Problem to solve:
Rewrite the stretch of data from the start through the line containing "nav-item-3[interactable]: 라이브 (409, 40, 427, 57)", replacing each "table-row" with "match-row" and leaving everything else unchanged.
───── Data supplied
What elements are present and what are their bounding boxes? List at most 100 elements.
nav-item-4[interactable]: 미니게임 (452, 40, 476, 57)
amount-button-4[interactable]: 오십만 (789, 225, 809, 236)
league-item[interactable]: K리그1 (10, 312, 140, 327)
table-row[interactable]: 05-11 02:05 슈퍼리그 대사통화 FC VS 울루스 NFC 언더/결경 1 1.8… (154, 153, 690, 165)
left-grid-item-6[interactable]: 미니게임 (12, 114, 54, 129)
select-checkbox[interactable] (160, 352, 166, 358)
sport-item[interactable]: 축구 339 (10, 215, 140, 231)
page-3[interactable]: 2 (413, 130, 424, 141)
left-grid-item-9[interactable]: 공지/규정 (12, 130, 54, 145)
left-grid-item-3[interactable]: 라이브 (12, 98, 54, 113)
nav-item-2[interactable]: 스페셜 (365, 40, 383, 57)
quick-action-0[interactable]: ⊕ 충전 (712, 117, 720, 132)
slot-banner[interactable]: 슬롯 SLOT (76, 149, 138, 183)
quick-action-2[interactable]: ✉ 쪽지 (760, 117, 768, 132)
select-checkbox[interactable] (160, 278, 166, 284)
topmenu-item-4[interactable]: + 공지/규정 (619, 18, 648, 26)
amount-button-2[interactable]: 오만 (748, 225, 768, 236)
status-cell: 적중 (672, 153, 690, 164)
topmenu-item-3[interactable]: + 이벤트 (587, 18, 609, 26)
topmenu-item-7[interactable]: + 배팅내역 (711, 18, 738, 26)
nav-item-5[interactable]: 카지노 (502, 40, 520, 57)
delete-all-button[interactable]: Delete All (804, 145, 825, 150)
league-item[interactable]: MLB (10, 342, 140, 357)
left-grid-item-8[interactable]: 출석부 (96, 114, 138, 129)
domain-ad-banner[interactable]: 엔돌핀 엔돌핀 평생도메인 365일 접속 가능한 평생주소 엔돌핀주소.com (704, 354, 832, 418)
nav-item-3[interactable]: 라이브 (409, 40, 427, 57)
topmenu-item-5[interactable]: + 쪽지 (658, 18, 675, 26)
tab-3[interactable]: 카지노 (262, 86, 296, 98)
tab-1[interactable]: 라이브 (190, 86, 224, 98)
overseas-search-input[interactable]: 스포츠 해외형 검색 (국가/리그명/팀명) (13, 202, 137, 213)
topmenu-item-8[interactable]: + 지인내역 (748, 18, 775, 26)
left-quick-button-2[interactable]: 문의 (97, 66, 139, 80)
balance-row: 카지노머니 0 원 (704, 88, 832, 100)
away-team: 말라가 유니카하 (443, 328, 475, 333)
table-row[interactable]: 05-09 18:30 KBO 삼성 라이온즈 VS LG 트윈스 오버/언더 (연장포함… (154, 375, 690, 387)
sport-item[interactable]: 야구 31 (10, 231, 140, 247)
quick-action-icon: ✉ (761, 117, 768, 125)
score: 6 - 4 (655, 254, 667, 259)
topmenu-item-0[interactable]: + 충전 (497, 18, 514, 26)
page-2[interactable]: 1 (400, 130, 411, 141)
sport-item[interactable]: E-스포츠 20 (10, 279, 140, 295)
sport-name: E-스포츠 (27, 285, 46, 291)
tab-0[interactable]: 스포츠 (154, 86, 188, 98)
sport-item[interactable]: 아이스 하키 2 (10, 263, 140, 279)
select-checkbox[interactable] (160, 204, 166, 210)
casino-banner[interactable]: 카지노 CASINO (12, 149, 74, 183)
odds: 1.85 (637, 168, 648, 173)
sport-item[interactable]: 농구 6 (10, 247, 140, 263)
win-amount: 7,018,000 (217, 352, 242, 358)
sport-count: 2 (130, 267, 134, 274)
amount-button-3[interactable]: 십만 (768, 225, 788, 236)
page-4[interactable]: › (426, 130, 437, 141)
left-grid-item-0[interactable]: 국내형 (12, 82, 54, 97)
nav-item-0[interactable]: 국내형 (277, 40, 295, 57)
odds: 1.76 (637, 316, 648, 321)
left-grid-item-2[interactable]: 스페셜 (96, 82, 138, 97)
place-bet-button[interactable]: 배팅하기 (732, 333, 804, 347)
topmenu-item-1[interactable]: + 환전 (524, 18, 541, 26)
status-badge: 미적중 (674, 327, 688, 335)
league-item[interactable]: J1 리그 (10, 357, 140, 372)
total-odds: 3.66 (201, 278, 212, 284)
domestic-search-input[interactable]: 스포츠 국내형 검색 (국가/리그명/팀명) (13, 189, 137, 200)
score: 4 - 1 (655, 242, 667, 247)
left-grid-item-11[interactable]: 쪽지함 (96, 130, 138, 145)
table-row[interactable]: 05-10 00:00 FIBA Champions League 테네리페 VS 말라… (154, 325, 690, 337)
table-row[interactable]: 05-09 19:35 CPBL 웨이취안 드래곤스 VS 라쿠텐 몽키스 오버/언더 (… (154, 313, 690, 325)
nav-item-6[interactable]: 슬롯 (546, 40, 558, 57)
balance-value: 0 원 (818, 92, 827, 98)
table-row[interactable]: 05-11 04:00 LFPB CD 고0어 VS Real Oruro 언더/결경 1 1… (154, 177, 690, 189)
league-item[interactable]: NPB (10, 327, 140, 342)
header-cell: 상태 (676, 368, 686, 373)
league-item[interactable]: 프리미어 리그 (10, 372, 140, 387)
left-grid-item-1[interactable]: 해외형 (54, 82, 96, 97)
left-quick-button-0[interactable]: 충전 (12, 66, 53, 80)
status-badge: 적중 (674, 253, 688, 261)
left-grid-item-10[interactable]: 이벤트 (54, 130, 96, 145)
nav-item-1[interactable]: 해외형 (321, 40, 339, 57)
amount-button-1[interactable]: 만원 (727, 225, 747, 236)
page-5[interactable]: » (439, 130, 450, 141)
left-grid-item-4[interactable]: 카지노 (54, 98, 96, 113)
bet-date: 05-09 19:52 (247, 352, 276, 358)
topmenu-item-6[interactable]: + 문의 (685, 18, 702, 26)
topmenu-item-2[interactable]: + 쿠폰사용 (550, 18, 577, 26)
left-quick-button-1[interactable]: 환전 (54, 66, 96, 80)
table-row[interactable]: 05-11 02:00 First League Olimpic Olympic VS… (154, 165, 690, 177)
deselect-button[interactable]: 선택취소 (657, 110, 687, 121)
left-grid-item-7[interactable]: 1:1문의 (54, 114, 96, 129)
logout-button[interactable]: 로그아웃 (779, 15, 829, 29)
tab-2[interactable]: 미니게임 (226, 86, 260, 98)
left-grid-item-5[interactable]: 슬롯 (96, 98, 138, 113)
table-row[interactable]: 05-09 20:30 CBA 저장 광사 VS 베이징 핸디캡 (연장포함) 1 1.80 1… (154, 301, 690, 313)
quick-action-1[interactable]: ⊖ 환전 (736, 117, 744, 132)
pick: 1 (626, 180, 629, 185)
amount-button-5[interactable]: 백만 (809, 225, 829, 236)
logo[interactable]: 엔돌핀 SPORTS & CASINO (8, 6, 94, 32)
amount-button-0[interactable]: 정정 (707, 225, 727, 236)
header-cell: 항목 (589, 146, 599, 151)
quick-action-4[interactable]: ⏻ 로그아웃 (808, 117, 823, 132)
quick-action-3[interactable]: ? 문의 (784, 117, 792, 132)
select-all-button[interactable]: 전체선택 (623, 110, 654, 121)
──────────
Task result:
What elements are present and what are their bounding boxes? List at most 100 elements.
nav-item-4[interactable]: 미니게임 (452, 40, 476, 57)
amount-button-4[interactable]: 오십만 (789, 225, 809, 236)
league-item[interactable]: K리그1 (10, 312, 140, 327)
match-row[interactable]: 05-11 02:05 슈퍼리그 대사통화 FC VS 울루스 NFC 언더/결경 1 1.8… (154, 153, 690, 165)
left-grid-item-6[interactable]: 미니게임 (12, 114, 54, 129)
select-checkbox[interactable] (160, 352, 166, 358)
sport-item[interactable]: 축구 339 (10, 215, 140, 231)
page-3[interactable]: 2 (413, 130, 424, 141)
left-grid-item-9[interactable]: 공지/규정 (12, 130, 54, 145)
left-grid-item-3[interactable]: 라이브 (12, 98, 54, 113)
nav-item-2[interactable]: 스페셜 (365, 40, 383, 57)
quick-action-0[interactable]: ⊕ 충전 (712, 117, 720, 132)
slot-banner[interactable]: 슬롯 SLOT (76, 149, 138, 183)
quick-action-2[interactable]: ✉ 쪽지 (760, 117, 768, 132)
select-checkbox[interactable] (160, 278, 166, 284)
topmenu-item-4[interactable]: + 공지/규정 (619, 18, 648, 26)
amount-button-2[interactable]: 오만 (748, 225, 768, 236)
status-cell: 적중 (672, 153, 690, 164)
topmenu-item-3[interactable]: + 이벤트 (587, 18, 609, 26)
topmenu-item-7[interactable]: + 배팅내역 (711, 18, 738, 26)
nav-item-5[interactable]: 카지노 (502, 40, 520, 57)
delete-all-button[interactable]: Delete All (804, 145, 825, 150)
league-item[interactable]: MLB (10, 342, 140, 357)
left-grid-item-8[interactable]: 출석부 (96, 114, 138, 129)
domain-ad-banner[interactable]: 엔돌핀 엔돌핀 평생도메인 365일 접속 가능한 평생주소 엔돌핀주소.com (704, 354, 832, 418)
nav-item-3[interactable]: 라이브 (409, 40, 427, 57)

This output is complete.